> Some records
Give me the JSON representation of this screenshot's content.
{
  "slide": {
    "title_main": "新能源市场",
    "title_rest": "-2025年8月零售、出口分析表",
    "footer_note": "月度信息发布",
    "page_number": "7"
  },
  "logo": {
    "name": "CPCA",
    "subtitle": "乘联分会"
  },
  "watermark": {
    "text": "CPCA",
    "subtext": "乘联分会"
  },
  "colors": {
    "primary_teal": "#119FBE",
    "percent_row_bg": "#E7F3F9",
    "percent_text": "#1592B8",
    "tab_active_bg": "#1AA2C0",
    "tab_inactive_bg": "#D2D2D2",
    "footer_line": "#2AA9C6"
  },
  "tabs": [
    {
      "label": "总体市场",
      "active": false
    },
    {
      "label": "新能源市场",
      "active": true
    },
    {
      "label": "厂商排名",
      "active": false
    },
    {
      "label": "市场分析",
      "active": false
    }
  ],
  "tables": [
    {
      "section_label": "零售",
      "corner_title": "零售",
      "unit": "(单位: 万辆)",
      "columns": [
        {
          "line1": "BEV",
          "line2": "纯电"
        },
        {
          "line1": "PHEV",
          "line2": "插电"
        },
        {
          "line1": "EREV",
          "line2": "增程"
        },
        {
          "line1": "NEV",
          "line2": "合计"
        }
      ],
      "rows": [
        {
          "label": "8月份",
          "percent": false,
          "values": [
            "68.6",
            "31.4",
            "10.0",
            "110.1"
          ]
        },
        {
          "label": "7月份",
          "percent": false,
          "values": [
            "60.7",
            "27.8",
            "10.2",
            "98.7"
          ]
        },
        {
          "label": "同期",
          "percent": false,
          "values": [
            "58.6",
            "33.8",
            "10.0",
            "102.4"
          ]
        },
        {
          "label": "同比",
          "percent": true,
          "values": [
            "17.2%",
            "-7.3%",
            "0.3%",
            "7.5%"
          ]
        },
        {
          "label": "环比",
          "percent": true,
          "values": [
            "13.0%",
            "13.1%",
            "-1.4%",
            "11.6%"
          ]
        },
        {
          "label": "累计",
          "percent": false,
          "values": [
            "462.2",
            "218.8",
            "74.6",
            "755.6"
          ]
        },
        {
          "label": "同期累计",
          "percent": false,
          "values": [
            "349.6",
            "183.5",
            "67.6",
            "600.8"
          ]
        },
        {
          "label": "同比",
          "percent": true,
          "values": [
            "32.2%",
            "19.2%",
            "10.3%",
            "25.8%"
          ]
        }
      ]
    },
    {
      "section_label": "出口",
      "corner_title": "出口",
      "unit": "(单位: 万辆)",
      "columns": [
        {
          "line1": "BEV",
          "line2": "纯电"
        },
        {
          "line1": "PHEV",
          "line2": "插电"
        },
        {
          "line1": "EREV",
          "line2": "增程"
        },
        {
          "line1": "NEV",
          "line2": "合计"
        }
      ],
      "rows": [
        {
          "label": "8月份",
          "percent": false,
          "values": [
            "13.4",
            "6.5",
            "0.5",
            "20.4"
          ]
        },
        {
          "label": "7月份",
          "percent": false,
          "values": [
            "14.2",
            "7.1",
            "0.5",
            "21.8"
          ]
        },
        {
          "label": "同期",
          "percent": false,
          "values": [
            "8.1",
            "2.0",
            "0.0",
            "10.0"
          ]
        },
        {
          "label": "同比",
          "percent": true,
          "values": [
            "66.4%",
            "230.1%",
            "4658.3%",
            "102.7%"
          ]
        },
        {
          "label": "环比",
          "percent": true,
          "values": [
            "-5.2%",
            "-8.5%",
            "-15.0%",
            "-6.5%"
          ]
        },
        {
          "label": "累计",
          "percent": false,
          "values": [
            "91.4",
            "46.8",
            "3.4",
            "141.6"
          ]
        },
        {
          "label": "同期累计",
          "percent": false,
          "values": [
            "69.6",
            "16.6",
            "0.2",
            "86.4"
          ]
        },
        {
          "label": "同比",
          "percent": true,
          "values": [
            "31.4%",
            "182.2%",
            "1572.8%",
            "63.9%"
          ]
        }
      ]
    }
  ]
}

> The problem
Write out all the lines again, exactly as they are.

> Written answer
Give me the JSON representation of this screenshot's content.
{
  "slide": {
    "title_main": "新能源市场",
    "title_rest": "-2025年8月零售、出口分析表",
    "footer_note": "月度信息发布",
    "page_number": "7"
  },
  "logo": {
    "name": "CPCA",
    "subtitle": "乘联分会"
  },
  "watermark": {
    "text": "CPCA",
    "subtext": "乘联分会"
  },
  "colors": {
    "primary_teal": "#119FBE",
    "percent_row_bg": "#E7F3F9",
    "percent_text": "#1592B8",
    "tab_active_bg": "#1AA2C0",
    "tab_inactive_bg": "#D2D2D2",
    "footer_line": "#2AA9C6"
  },
  "tabs": [
    {
      "label": "总体市场",
      "active": false
    },
    {
      "label": "新能源市场",
      "active": true
    },
    {
      "label": "厂商排名",
      "active": false
    },
    {
      "label": "市场分析",
      "active": false
    }
  ],
  "tables": [
    {
      "section_label": "零售",
      "corner_title": "零售",
      "unit": "(单位: 万辆)",
      "columns": [
        {
          "line1": "BEV",
          "line2": "纯电"
        },
        {
          "line1": "PHEV",
          "line2": "插电"
        },
        {
          "line1": "EREV",
          "line2": "增程"
        },
        {
          "line1": "NEV",
          "line2": "合计"
        }
      ],
      "rows": [
        {
          "label": "8月份",
          "percent": false,
          "values": [
            "68.6",
            "31.4",
            "10.0",
            "110.1"
          ]
        },
        {
          "label": "7月份",
          "percent": false,
          "values": [
            "60.7",
            "27.8",
            "10.2",
            "98.7"
          ]
        },
        {
          "label": "同期",
          "percent": false,
          "values": [
            "58.6",
            "33.8",
            "10.0",
            "102.4"
          ]
        },
        {
          "label": "同比",
          "percent": true,
          "values": [
            "17.2%",
            "-7.3%",
            "0.3%",
            "7.5%"
          ]
        },
        {
          "label": "环比",
          "percent": true,
          "values": [
            "13.0%",
            "13.1%",
            "-1.4%",
            "11.6%"
          ]
        },
        {
          "label": "累计",
          "percent": false,
          "values": [
            "462.2",
            "218.8",
            "74.6",
            "755.6"
          ]
        },
        {
          "label": "同期累计",
          "percent": false,
          "values": [
            "349.6",
            "183.5",
            "67.6",
            "600.8"
          ]
        },
        {
          "label": "同比",
          "percent": true,
          "values": [
            "32.2%",
            "19.2%",
            "10.3%",
            "25.8%"
          ]
        }
      ]
    },
    {
      "section_label": "出口",
      "corner_title": "出口",
      "unit": "(单位: 万辆)",
      "columns": [
        {
          "line1": "BEV",
          "line2": "纯电"
        },
        {
          "line1": "PHEV",
          "line2": "插电"
        },
        {
          "line1": "EREV",
          "line2": "增程"
        },
        {
          "line1": "NEV",
          "line2": "合计"
        }
      ],
      "rows": [
        {
          "label": "8月份",
          "percent": false,
          "values": [
            "13.4",
            "6.5",
            "0.5",
            "20.4"
          ]
        },
        {
          "label": "7月份",
          "percent": false,
          "values": [
            "14.2",
            "7.1",
            "0.5",
            "21.8"
          ]
        },
        {
          "label": "同期",
          "percent": false,
          "values": [
            "8.1",
            "2.0",
            "0.0",
            "10.0"
          ]
        },
        {
          "label": "同比",
          "percent": true,
          "values": [
            "66.4%",
            "230.1%",
            "4658.3%",
            "102.7%"
          ]
        },
        {
          "label": "环比",
          "percent": true,
          "values": [
            "-5.2%",
            "-8.5%",
            "-15.0%",
            "-6.5%"
          ]
        },
        {
          "label": "累计",
          "percent": false,
          "values": [
            "91.4",
            "46.8",
            "3.4",
            "141.6"
          ]
        },
        {
          "label": "同期累计",
          "percent": false,
          "values": [
            "69.6",
            "16.6",
            "0.2",
            "86.4"
          ]
        },
        {
          "label": "同比",
          "percent": true,
          "values": [
            "31.4%",
            "182.2%",
            "1572.8%",
            "63.9%"
          ]
        }
      ]
    }
  ]
}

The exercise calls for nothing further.